▶ [Problem to work on] Restate the entries below word for word, omitting nothing.

▶ [Records supplied]
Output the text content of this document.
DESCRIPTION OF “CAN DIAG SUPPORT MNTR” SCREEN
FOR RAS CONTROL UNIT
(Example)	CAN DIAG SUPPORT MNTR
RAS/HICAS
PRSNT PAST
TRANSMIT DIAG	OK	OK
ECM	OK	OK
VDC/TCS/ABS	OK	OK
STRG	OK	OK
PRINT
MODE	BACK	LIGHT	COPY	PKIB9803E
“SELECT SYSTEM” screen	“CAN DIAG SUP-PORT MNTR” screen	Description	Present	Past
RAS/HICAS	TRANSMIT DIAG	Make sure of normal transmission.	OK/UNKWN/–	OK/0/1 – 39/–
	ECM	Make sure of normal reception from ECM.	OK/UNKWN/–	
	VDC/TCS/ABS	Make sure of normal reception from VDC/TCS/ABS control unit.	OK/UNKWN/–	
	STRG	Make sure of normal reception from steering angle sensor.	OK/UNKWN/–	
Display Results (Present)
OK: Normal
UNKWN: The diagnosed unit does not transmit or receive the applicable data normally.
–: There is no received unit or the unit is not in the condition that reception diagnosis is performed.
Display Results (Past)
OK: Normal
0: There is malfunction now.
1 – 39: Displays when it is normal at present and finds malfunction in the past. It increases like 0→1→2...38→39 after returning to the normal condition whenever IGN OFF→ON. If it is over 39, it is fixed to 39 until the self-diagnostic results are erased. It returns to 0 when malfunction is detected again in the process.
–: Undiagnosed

▶ [Worked answer]
Output the text content of this document.
DESCRIPTION OF “CAN DIAG SUPPORT MNTR” SCREEN
FOR RAS CONTROL UNIT
(Example)	CAN DIAG SUPPORT MNTR
RAS/HICAS
PRSNT PAST
TRANSMIT DIAG	OK	OK
ECM	OK	OK
VDC/TCS/ABS	OK	OK
STRG	OK	OK
PRINT
MODE	BACK	LIGHT	COPY	PKIB9803E
“SELECT SYSTEM” screen	“CAN DIAG SUP-PORT MNTR” screen	Description	Present	Past
RAS/HICAS	TRANSMIT DIAG	Make sure of normal transmission.	OK/UNKWN/–	OK/0/1 – 39/–
	ECM	Make sure of normal reception from ECM.	OK/UNKWN/–	
	VDC/TCS/ABS	Make sure of normal reception from VDC/TCS/ABS control unit.	OK/UNKWN/–	
	STRG	Make sure of normal reception from steering angle sensor.	OK/UNKWN/–	
Display Results (Present)
OK: Normal
UNKWN: The diagnosed unit does not transmit or receive the applicable data normally.
–: There is no received unit or the unit is not in the condition that reception diagnosis is performed.
Display Results (Past)
OK: Normal
0: There is malfunction now.
1 – 39: Displays when it is normal at present and finds malfunction in the past. It increases like 0→1→2...38→39 after returning to the normal condition whenever IGN OFF→ON. If it is over 39, it is fixed to 39 until the self-diagnostic results are erased. It returns to 0 when malfunction is detected again in the process.
–: Undiagnosed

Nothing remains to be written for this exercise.